>> Begin

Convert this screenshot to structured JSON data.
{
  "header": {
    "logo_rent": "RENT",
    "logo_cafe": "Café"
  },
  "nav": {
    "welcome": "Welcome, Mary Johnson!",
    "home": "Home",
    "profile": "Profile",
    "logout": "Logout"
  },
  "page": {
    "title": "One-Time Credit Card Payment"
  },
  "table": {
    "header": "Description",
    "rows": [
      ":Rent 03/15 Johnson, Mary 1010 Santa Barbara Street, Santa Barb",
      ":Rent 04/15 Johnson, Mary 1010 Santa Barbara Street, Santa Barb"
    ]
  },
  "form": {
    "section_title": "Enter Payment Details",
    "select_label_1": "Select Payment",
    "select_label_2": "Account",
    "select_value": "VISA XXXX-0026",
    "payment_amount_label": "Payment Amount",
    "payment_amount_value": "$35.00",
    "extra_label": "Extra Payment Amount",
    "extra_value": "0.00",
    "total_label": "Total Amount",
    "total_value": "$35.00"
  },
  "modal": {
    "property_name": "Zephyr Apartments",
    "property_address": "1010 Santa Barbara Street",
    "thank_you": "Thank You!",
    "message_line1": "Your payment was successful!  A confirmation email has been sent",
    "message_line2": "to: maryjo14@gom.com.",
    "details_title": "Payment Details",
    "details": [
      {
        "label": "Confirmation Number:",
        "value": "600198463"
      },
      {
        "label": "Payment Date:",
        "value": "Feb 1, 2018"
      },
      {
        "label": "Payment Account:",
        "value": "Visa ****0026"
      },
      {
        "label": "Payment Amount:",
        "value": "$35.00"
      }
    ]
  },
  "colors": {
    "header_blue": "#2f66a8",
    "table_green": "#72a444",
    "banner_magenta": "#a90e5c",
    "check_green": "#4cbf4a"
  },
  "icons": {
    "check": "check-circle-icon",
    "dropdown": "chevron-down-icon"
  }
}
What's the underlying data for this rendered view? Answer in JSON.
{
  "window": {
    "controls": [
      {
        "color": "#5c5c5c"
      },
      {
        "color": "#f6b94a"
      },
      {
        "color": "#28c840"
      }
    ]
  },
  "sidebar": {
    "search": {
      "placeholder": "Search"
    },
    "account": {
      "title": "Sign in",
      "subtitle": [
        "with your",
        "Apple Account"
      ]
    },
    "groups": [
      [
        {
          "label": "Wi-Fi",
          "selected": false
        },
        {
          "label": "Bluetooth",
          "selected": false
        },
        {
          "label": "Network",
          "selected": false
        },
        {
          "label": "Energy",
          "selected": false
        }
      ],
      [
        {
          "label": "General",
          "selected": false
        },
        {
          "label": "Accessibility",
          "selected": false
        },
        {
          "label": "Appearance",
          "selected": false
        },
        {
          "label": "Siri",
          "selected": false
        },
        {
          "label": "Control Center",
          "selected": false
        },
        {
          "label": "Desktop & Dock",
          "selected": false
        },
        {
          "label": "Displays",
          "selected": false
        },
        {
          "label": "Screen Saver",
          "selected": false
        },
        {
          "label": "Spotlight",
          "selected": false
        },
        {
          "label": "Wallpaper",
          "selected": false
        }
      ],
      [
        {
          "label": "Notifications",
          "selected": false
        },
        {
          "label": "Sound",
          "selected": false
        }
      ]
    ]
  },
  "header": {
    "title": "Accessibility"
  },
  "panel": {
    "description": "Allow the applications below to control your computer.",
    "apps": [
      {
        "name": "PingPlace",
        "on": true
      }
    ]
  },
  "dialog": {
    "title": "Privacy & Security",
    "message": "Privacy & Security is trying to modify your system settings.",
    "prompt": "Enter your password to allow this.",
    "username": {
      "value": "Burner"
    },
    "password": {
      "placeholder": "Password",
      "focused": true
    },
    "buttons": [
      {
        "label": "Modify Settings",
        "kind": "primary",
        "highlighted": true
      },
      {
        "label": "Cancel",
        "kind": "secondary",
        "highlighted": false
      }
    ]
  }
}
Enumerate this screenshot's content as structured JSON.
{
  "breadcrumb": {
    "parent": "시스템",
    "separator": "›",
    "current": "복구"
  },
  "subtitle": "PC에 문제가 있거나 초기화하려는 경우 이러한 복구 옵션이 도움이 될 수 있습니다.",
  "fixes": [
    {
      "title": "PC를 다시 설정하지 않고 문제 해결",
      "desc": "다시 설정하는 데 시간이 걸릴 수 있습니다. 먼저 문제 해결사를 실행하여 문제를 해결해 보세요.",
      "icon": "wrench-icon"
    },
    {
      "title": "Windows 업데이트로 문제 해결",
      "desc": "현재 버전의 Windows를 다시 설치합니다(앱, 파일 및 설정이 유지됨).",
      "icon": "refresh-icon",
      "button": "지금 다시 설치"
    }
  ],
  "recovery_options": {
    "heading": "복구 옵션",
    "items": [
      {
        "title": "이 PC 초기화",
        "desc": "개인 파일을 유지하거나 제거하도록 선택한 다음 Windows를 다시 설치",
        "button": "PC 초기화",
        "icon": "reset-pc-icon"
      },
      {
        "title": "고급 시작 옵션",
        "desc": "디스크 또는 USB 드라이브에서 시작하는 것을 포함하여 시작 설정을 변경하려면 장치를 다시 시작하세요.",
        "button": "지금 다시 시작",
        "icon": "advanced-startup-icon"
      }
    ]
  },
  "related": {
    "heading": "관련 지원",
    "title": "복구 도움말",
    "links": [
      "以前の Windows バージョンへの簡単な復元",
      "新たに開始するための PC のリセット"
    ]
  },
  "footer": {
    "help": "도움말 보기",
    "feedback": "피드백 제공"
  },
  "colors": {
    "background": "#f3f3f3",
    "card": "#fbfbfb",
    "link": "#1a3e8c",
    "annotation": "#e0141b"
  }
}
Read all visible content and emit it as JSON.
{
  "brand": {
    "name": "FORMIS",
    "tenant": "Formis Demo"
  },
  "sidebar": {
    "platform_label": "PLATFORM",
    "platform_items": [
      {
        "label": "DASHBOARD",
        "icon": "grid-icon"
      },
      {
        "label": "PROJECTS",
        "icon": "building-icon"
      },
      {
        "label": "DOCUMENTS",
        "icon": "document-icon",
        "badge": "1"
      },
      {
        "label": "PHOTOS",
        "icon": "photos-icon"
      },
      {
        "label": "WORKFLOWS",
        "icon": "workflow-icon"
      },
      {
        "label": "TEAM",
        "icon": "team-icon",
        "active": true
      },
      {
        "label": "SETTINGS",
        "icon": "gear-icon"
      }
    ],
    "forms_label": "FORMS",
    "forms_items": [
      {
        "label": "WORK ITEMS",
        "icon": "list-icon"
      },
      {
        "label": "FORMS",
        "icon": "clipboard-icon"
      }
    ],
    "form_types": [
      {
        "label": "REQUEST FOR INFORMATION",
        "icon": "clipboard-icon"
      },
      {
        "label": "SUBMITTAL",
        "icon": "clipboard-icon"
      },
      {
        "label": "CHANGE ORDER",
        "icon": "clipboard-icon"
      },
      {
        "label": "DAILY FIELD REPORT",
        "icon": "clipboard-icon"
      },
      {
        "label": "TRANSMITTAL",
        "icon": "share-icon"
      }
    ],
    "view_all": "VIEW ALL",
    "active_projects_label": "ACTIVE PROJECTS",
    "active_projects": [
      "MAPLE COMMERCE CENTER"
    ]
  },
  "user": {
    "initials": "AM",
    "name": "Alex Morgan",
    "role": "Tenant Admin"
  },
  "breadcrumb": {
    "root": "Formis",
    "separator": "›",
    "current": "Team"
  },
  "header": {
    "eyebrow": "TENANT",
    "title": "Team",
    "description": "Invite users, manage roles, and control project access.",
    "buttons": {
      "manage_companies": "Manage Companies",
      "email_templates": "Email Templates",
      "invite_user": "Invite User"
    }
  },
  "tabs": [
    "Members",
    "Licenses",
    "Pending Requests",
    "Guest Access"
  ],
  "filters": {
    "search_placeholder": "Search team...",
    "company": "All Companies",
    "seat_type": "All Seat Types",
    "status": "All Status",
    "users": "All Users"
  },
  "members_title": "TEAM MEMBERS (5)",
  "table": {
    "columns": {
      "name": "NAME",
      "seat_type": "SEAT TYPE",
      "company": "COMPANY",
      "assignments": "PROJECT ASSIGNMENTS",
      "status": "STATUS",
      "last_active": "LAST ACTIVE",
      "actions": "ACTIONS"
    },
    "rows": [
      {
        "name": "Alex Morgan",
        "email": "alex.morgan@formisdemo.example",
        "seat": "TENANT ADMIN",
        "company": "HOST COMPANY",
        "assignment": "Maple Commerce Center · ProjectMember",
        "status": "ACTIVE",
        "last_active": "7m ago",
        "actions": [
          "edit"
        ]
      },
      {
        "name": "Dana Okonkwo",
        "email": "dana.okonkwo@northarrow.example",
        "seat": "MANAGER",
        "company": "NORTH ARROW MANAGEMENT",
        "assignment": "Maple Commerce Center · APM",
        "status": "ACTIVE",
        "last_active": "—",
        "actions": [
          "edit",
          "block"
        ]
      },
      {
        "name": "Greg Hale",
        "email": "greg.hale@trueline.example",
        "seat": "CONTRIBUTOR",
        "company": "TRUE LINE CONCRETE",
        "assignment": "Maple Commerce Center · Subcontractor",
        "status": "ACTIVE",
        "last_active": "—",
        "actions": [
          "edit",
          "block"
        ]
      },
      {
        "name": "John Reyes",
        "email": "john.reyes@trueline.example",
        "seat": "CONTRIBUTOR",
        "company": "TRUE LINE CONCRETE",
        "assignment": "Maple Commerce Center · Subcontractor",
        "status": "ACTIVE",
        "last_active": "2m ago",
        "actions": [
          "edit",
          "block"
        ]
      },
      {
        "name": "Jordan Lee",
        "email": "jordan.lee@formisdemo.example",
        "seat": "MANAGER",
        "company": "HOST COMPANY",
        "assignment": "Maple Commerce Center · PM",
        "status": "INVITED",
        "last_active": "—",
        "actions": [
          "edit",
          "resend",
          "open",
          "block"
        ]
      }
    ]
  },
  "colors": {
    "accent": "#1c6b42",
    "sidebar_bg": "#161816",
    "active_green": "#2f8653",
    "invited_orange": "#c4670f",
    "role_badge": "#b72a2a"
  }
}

>> End

#### YOUR OBJECTIVE:
Work out how many lines above contain the word "있습니다". Give only the number.

#### THE RESULT:
2